WHAT IS REQUIRED: The entries below need to be written out exactly, with no pictures included.

GIVEN INFORMATION:
━━━

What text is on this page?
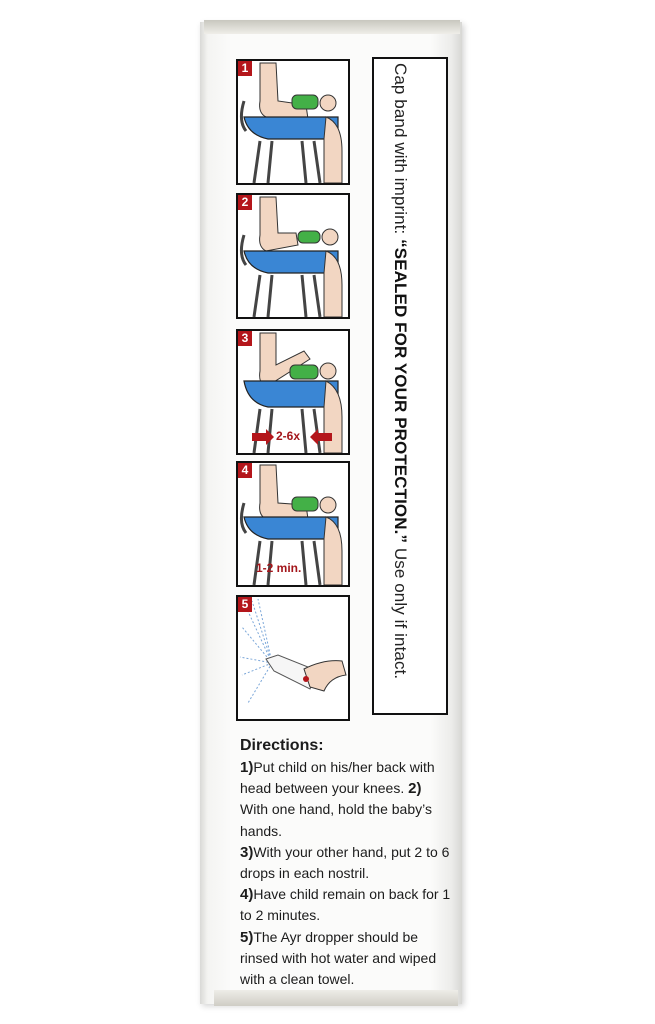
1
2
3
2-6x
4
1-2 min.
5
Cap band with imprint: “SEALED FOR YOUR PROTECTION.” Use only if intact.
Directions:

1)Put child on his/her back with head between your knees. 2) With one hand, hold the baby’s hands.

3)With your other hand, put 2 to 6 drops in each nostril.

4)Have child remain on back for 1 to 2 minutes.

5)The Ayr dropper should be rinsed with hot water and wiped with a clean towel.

━━━

WRITTEN ANSWER:
What text is on this page?
1
2
3
2-6x
4
1-2 min.
5
Cap band with imprint: “SEALED FOR YOUR PROTECTION.” Use only if intact.
Directions:

1)Put child on his/her back with head between your knees. 2) With one hand, hold the baby’s hands.

3)With your other hand, put 2 to 6 drops in each nostril.

4)Have child remain on back for 1 to 2 minutes.

5)The Ayr dropper should be rinsed with hot water and wiped with a clean towel.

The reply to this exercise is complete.